◆ SUPPLIED MATERIAL ◆
>>>

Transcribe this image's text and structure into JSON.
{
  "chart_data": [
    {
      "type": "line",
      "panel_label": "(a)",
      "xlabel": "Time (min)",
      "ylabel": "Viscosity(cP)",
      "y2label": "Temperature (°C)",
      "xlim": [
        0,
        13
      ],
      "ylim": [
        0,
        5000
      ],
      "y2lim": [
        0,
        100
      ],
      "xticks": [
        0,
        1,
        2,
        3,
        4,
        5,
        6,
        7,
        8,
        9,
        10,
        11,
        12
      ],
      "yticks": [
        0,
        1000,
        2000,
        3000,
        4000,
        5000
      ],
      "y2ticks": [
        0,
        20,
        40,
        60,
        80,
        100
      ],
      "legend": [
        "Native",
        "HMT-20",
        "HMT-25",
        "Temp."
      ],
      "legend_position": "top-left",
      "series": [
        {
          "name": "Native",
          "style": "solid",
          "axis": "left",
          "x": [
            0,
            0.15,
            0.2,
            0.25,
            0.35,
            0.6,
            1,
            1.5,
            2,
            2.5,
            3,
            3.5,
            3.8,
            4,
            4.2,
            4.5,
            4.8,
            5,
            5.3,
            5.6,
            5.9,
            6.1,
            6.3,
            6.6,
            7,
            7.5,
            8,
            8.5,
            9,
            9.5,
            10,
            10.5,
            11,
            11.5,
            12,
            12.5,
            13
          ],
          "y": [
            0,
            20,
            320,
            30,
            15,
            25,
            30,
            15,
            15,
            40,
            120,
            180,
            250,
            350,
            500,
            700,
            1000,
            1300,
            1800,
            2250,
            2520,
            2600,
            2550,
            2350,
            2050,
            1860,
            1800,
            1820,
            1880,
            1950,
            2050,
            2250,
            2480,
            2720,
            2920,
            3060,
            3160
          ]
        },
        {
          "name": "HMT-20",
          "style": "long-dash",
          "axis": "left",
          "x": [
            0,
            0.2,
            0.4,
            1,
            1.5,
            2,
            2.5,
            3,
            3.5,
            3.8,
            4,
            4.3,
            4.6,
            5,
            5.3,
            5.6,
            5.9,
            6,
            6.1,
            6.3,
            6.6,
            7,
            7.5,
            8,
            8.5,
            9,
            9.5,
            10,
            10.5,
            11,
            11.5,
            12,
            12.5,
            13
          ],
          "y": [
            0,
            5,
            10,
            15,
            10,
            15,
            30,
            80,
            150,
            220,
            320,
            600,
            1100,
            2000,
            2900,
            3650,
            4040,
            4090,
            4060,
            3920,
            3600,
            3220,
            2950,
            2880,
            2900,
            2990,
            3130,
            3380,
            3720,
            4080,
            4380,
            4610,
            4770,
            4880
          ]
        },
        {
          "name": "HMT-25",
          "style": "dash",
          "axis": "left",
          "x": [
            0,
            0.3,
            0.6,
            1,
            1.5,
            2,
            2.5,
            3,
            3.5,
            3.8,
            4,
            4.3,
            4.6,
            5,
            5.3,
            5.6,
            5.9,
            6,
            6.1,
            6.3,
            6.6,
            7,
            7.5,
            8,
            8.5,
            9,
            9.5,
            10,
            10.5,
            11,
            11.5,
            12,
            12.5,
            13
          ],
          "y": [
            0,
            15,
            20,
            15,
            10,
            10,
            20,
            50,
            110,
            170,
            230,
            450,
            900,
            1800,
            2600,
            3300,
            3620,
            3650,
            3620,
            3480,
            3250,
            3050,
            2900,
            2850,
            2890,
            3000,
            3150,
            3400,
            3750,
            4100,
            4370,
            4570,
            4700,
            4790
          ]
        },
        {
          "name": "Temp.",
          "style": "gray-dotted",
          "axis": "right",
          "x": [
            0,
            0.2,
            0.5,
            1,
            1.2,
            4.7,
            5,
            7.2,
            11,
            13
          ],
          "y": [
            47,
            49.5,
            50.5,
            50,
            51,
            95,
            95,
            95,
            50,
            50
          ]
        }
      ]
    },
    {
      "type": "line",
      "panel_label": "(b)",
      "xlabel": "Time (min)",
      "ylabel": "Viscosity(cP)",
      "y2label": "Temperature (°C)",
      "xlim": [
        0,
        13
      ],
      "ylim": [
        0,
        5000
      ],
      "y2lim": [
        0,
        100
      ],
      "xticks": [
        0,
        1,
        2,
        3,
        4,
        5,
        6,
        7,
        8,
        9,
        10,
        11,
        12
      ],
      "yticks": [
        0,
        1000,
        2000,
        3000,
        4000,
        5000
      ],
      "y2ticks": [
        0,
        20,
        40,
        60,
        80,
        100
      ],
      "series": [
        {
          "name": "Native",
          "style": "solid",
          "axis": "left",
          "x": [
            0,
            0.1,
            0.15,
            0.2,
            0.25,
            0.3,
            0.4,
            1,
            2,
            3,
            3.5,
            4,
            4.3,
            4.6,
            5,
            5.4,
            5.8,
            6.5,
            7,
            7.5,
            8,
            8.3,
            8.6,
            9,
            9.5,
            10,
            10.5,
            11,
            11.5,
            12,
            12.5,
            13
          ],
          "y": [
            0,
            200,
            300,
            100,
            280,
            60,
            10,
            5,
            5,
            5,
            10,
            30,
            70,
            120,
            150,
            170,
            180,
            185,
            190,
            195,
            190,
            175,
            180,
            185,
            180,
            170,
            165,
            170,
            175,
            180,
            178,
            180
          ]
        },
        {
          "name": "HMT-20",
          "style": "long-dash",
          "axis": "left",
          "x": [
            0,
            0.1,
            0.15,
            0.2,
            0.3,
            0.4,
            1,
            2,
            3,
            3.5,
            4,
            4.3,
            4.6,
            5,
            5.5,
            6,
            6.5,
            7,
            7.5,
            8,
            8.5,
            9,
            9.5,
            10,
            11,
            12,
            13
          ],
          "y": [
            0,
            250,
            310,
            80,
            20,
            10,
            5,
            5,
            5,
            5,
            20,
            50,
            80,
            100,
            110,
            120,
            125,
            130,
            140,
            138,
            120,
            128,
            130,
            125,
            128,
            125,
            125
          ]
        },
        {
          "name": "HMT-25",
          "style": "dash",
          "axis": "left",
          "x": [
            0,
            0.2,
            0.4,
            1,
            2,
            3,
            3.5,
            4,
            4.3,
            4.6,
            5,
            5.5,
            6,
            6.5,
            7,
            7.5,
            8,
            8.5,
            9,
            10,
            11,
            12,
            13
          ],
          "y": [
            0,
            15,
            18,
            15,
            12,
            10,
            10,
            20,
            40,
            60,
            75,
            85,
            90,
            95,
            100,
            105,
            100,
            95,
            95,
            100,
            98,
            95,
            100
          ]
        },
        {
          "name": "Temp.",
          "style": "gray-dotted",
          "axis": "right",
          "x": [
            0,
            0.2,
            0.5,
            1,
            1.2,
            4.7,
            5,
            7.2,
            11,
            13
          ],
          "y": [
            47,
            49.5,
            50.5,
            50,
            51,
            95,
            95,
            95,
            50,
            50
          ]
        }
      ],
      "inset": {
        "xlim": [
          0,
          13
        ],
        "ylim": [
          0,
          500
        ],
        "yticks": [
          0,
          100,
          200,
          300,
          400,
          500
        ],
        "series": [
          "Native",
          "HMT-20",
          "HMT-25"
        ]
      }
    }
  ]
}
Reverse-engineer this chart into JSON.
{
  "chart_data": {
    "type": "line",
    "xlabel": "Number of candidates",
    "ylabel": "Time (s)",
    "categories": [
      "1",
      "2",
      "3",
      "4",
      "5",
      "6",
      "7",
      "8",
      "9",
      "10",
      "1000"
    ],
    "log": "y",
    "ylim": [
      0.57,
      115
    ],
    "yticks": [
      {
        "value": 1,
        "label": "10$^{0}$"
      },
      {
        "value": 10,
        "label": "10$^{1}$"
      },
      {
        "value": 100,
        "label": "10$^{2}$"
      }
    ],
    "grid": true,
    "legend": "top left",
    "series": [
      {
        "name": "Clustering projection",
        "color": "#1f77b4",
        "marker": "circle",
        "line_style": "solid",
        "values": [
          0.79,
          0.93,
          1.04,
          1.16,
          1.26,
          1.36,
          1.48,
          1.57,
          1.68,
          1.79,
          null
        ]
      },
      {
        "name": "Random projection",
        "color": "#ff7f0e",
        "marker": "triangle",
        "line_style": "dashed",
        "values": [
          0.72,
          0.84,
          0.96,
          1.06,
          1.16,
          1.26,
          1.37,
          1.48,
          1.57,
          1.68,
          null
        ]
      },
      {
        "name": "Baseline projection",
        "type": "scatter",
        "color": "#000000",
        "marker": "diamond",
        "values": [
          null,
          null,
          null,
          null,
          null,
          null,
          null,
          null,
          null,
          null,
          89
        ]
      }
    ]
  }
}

<<<

◆ WHAT YOU SHOULD DO ◆
Copy each line above that contains the word "Native".

◆ RESPONSE BELOW ◆
        "Native",
          "name": "Native",
          "name": "Native",
          "Native",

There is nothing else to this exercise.